Exercise instructions: Omit all images. Transcribe the rest of the material below exactly.

-- start Stored rows --

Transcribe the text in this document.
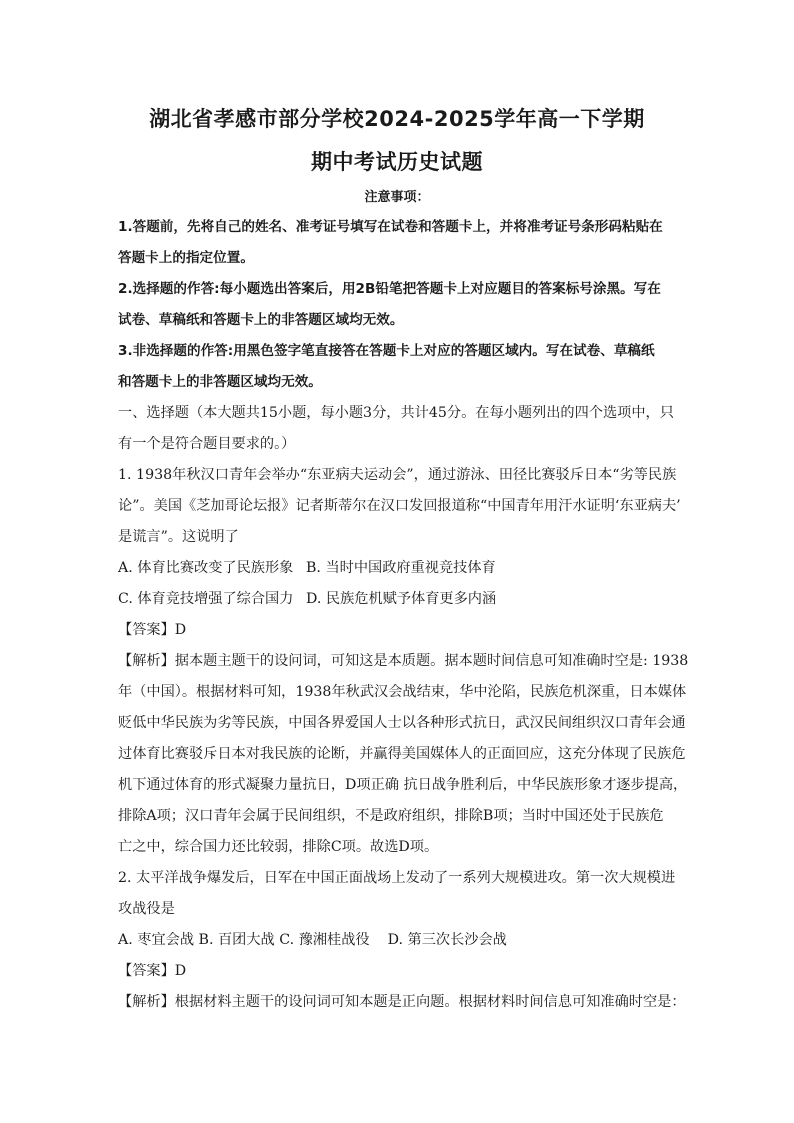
湖北省孝感市部分学校2024-2025学年高一下学期
期中考试历史试题
注意事项：
1.答题前，先将自己的姓名、准考证号填写在试卷和答题卡上，并将准考证号条形码粘贴在
答题卡上的指定位置。
2.选择题的作答:每小题选出答案后，用2B铅笔把答题卡上对应题目的答案标号涂黑。写在
试卷、草稿纸和答题卡上的非答题区域均无效。
3.非选择题的作答:用黑色签字笔直接答在答题卡上对应的答题区域内。写在试卷、草稿纸
和答题卡上的非答题区域均无效。
一、选择题（本大题共15小题，每小题3分，共计45分。在每小题列出的四个选项中，只
有一个是符合题目要求的。）
1. 1938年秋汉口青年会举办“东亚病夫运动会”，通过游泳、田径比赛驳斥日本“劣等民族
论”。美国《芝加哥论坛报》记者斯蒂尔在汉口发回报道称“中国青年用汗水证明‘东亚病夫’
是谎言”。这说明了
A. 体育比赛改变了民族形象 B. 当时中国政府重视竞技体育
C. 体育竞技增强了综合国力 D. 民族危机赋予体育更多内涵
【答案】D
【解析】据本题主题干的设问词，可知这是本质题。据本题时间信息可知准确时空是: 1938
年（中国）。根据材料可知，1938年秋武汉会战结束，华中沦陷，民族危机深重，日本媒体
贬低中华民族为劣等民族，中国各界爱国人士以各种形式抗日，武汉民间组织汉口青年会通
过体育比赛驳斥日本对我民族的论断，并赢得美国媒体人的正面回应，这充分体现了民族危
机下通过体育的形式凝聚力量抗日，D项正确 抗日战争胜利后，中华民族形象才逐步提高，
排除A项；汉口青年会属于民间组织，不是政府组织，排除B项；当时中国还处于民族危
亡之中，综合国力还比较弱，排除C项。故选D项。
2. 太平洋战争爆发后，日军在中国正面战场上发动了一系列大规模进攻。第一次大规模进
攻战役是
A. 枣宜会战 B. 百团大战 C. 豫湘桂战役 D. 第三次长沙会战
【答案】D
【解析】根据材料主题干的设问词可知本题是正向题。根据材料时间信息可知准确时空是：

-- end Stored rows --

Full response:
Transcribe the text in this document.
湖北省孝感市部分学校2024-2025学年高一下学期
期中考试历史试题
注意事项：
1.答题前，先将自己的姓名、准考证号填写在试卷和答题卡上，并将准考证号条形码粘贴在
答题卡上的指定位置。
2.选择题的作答:每小题选出答案后，用2B铅笔把答题卡上对应题目的答案标号涂黑。写在
试卷、草稿纸和答题卡上的非答题区域均无效。
3.非选择题的作答:用黑色签字笔直接答在答题卡上对应的答题区域内。写在试卷、草稿纸
和答题卡上的非答题区域均无效。
一、选择题（本大题共15小题，每小题3分，共计45分。在每小题列出的四个选项中，只
有一个是符合题目要求的。）
1. 1938年秋汉口青年会举办“东亚病夫运动会”，通过游泳、田径比赛驳斥日本“劣等民族
论”。美国《芝加哥论坛报》记者斯蒂尔在汉口发回报道称“中国青年用汗水证明‘东亚病夫’
是谎言”。这说明了
A. 体育比赛改变了民族形象 B. 当时中国政府重视竞技体育
C. 体育竞技增强了综合国力 D. 民族危机赋予体育更多内涵
【答案】D
【解析】据本题主题干的设问词，可知这是本质题。据本题时间信息可知准确时空是: 1938
年（中国）。根据材料可知，1938年秋武汉会战结束，华中沦陷，民族危机深重，日本媒体
贬低中华民族为劣等民族，中国各界爱国人士以各种形式抗日，武汉民间组织汉口青年会通
过体育比赛驳斥日本对我民族的论断，并赢得美国媒体人的正面回应，这充分体现了民族危
机下通过体育的形式凝聚力量抗日，D项正确 抗日战争胜利后，中华民族形象才逐步提高，
排除A项；汉口青年会属于民间组织，不是政府组织，排除B项；当时中国还处于民族危
亡之中，综合国力还比较弱，排除C项。故选D项。
2. 太平洋战争爆发后，日军在中国正面战场上发动了一系列大规模进攻。第一次大规模进
攻战役是
A. 枣宜会战 B. 百团大战 C. 豫湘桂战役 D. 第三次长沙会战
【答案】D
【解析】根据材料主题干的设问词可知本题是正向题。根据材料时间信息可知准确时空是：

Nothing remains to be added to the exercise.